Records from a data collection
>> BEGIN

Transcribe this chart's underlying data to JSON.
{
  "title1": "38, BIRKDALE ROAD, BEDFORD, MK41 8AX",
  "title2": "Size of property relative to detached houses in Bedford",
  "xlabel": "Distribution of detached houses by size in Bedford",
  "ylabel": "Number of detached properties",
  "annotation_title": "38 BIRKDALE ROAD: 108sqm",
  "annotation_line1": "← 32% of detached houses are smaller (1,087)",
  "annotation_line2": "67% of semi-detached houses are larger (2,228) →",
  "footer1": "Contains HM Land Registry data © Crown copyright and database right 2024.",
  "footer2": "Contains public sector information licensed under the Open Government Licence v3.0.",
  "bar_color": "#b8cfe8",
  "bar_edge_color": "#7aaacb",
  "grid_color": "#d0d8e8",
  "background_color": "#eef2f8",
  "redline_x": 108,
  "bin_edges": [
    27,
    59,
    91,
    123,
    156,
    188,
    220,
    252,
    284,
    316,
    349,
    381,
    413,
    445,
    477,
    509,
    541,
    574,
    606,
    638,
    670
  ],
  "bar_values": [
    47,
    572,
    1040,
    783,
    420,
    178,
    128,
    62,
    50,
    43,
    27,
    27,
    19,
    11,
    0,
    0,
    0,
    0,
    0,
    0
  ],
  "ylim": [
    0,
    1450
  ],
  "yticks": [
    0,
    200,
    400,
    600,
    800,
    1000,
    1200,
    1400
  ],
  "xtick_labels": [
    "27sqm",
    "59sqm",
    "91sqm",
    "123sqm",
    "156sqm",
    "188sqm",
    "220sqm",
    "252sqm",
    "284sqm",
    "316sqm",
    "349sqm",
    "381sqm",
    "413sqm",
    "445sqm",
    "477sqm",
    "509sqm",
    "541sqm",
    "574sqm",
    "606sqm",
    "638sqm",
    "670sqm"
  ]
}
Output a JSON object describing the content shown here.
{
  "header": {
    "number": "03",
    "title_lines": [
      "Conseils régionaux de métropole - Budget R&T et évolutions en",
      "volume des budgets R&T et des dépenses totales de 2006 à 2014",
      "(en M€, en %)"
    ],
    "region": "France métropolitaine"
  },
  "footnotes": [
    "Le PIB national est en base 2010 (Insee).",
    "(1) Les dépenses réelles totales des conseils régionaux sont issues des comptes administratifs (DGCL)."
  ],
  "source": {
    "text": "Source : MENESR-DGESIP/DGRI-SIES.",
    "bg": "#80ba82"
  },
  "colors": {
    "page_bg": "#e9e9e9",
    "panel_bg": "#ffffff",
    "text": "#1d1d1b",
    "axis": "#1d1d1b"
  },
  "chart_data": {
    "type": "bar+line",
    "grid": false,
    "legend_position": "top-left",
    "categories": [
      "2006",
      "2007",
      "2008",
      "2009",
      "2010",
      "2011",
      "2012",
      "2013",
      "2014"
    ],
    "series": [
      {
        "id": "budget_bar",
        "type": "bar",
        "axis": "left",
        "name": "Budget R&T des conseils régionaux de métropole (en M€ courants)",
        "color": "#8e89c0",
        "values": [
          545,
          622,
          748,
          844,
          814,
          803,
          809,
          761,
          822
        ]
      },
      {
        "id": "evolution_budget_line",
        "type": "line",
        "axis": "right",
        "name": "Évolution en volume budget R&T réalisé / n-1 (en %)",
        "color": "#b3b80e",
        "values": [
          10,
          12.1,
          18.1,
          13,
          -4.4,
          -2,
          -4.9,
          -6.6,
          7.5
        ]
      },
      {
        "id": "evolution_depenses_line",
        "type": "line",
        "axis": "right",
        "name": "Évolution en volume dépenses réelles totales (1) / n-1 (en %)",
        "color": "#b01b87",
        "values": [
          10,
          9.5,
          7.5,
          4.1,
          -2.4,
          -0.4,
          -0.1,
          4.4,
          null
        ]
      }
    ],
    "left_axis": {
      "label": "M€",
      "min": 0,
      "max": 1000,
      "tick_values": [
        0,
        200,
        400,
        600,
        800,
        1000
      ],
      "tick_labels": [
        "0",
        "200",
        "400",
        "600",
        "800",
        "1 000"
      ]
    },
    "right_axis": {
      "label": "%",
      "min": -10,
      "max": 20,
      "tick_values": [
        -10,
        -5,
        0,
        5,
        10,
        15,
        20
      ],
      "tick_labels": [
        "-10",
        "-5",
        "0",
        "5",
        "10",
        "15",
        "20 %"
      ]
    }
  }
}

>> END

**Direction:** Take the entries and copy them out exactly.

**Answer in full:**
Transcribe this chart's underlying data to JSON.
{
  "title1": "38, BIRKDALE ROAD, BEDFORD, MK41 8AX",
  "title2": "Size of property relative to detached houses in Bedford",
  "xlabel": "Distribution of detached houses by size in Bedford",
  "ylabel": "Number of detached properties",
  "annotation_title": "38 BIRKDALE ROAD: 108sqm",
  "annotation_line1": "← 32% of detached houses are smaller (1,087)",
  "annotation_line2": "67% of semi-detached houses are larger (2,228) →",
  "footer1": "Contains HM Land Registry data © Crown copyright and database right 2024.",
  "footer2": "Contains public sector information licensed under the Open Government Licence v3.0.",
  "bar_color": "#b8cfe8",
  "bar_edge_color": "#7aaacb",
  "grid_color": "#d0d8e8",
  "background_color": "#eef2f8",
  "redline_x": 108,
  "bin_edges": [
    27,
    59,
    91,
    123,
    156,
    188,
    220,
    252,
    284,
    316,
    349,
    381,
    413,
    445,
    477,
    509,
    541,
    574,
    606,
    638,
    670
  ],
  "bar_values": [
    47,
    572,
    1040,
    783,
    420,
    178,
    128,
    62,
    50,
    43,
    27,
    27,
    19,
    11,
    0,
    0,
    0,
    0,
    0,
    0
  ],
  "ylim": [
    0,
    1450
  ],
  "yticks": [
    0,
    200,
    400,
    600,
    800,
    1000,
    1200,
    1400
  ],
  "xtick_labels": [
    "27sqm",
    "59sqm",
    "91sqm",
    "123sqm",
    "156sqm",
    "188sqm",
    "220sqm",
    "252sqm",
    "284sqm",
    "316sqm",
    "349sqm",
    "381sqm",
    "413sqm",
    "445sqm",
    "477sqm",
    "509sqm",
    "541sqm",
    "574sqm",
    "606sqm",
    "638sqm",
    "670sqm"
  ]
}
Output a JSON object describing the content shown here.
{
  "header": {
    "number": "03",
    "title_lines": [
      "Conseils régionaux de métropole - Budget R&T et évolutions en",
      "volume des budgets R&T et des dépenses totales de 2006 à 2014",
      "(en M€, en %)"
    ],
    "region": "France métropolitaine"
  },
  "footnotes": [
    "Le PIB national est en base 2010 (Insee).",
    "(1) Les dépenses réelles totales des conseils régionaux sont issues des comptes administratifs (DGCL)."
  ],
  "source": {
    "text": "Source : MENESR-DGESIP/DGRI-SIES.",
    "bg": "#80ba82"
  },
  "colors": {
    "page_bg": "#e9e9e9",
    "panel_bg": "#ffffff",
    "text": "#1d1d1b",
    "axis": "#1d1d1b"
  },
  "chart_data": {
    "type": "bar+line",
    "grid": false,
    "legend_position": "top-left",
    "categories": [
      "2006",
      "2007",
      "2008",
      "2009",
      "2010",
      "2011",
      "2012",
      "2013",
      "2014"
    ],
    "series": [
      {
        "id": "budget_bar",
        "type": "bar",
        "axis": "left",
        "name": "Budget R&T des conseils régionaux de métropole (en M€ courants)",
        "color": "#8e89c0",
        "values": [
          545,
          622,
          748,
          844,
          814,
          803,
          809,
          761,
          822
        ]
      },
      {
        "id": "evolution_budget_line",
        "type": "line",
        "axis": "right",
        "name": "Évolution en volume budget R&T réalisé / n-1 (en %)",
        "color": "#b3b80e",
        "values": [
          10,
          12.1,
          18.1,
          13,
          -4.4,
          -2,
          -4.9,
          -6.6,
          7.5
        ]
      },
      {
        "id": "evolution_depenses_line",
        "type": "line",
        "axis": "right",
        "name": "Évolution en volume dépenses réelles totales (1) / n-1 (en %)",
        "color": "#b01b87",
        "values": [
          10,
          9.5,
          7.5,
          4.1,
          -2.4,
          -0.4,
          -0.1,
          4.4,
          null
        ]
      }
    ],
    "left_axis": {
      "label": "M€",
      "min": 0,
      "max": 1000,
      "tick_values": [
        0,
        200,
        400,
        600,
        800,
        1000
      ],
      "tick_labels": [
        "0",
        "200",
        "400",
        "600",
        "800",
        "1 000"
      ]
    },
    "right_axis": {
      "label": "%",
      "min": -10,
      "max": 20,
      "tick_values": [
        -10,
        -5,
        0,
        5,
        10,
        15,
        20
      ],
      "tick_labels": [
        "-10",
        "-5",
        "0",
        "5",
        "10",
        "15",
        "20 %"
      ]
    }
  }
}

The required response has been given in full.